> [Task prompt]:
Output the data below in full, byte for byte. Nothing may differ.
---
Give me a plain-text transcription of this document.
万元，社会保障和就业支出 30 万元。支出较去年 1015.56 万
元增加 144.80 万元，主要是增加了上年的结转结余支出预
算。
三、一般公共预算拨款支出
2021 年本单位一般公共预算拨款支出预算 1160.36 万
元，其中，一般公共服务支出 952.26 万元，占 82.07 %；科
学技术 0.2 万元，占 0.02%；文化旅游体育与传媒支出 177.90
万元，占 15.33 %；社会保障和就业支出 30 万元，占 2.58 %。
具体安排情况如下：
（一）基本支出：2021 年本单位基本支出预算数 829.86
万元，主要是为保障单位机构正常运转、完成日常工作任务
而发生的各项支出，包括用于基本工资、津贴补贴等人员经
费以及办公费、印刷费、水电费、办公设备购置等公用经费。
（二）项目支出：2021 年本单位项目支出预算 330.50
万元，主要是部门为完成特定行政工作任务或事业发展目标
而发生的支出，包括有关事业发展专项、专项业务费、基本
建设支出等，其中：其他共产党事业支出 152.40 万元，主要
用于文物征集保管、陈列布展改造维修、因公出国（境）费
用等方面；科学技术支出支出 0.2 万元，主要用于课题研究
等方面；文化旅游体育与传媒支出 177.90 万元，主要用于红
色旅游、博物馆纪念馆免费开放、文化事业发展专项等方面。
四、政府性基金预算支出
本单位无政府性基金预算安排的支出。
---
> [Solution to the exercise]:
Give me a plain-text transcription of this document.
万元，社会保障和就业支出 30 万元。支出较去年 1015.56 万
元增加 144.80 万元，主要是增加了上年的结转结余支出预
算。
三、一般公共预算拨款支出
2021 年本单位一般公共预算拨款支出预算 1160.36 万
元，其中，一般公共服务支出 952.26 万元，占 82.07 %；科
学技术 0.2 万元，占 0.02%；文化旅游体育与传媒支出 177.90
万元，占 15.33 %；社会保障和就业支出 30 万元，占 2.58 %。
具体安排情况如下：
（一）基本支出：2021 年本单位基本支出预算数 829.86
万元，主要是为保障单位机构正常运转、完成日常工作任务
而发生的各项支出，包括用于基本工资、津贴补贴等人员经
费以及办公费、印刷费、水电费、办公设备购置等公用经费。
（二）项目支出：2021 年本单位项目支出预算 330.50
万元，主要是部门为完成特定行政工作任务或事业发展目标
而发生的支出，包括有关事业发展专项、专项业务费、基本
建设支出等，其中：其他共产党事业支出 152.40 万元，主要
用于文物征集保管、陈列布展改造维修、因公出国（境）费
用等方面；科学技术支出支出 0.2 万元，主要用于课题研究
等方面；文化旅游体育与传媒支出 177.90 万元，主要用于红
色旅游、博物馆纪念馆免费开放、文化事业发展专项等方面。
四、政府性基金预算支出
本单位无政府性基金预算安排的支出。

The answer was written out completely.